→ Records provided:
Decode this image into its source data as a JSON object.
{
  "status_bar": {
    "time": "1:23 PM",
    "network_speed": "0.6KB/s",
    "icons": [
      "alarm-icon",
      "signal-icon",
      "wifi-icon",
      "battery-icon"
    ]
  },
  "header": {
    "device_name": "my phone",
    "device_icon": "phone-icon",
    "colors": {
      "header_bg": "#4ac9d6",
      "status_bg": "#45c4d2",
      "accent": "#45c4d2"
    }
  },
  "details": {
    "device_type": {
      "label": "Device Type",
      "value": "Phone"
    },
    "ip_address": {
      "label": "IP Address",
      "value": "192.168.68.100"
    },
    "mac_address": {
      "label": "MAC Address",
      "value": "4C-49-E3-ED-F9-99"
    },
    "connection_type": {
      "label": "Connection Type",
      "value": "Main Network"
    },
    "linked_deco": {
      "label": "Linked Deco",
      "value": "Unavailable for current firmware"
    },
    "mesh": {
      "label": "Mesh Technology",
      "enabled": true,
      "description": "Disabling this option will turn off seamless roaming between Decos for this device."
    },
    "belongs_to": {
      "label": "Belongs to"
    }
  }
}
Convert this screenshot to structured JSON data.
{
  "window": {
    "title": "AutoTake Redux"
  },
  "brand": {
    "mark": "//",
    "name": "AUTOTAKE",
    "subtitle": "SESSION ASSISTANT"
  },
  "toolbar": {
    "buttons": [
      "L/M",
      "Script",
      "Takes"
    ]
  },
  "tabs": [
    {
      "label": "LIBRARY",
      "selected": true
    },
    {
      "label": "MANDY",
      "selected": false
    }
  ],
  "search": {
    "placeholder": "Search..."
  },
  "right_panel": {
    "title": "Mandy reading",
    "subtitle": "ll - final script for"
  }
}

→ What needs to be done:
Look over the listing above. Pick out and copy every line that includes "this".

→ Exercise solution:
Decode this image into its source data as a JSON object.
      "description": "Disabling this option will turn off seamless roaming between Decos for this device."
Convert this screenshot to structured JSON data.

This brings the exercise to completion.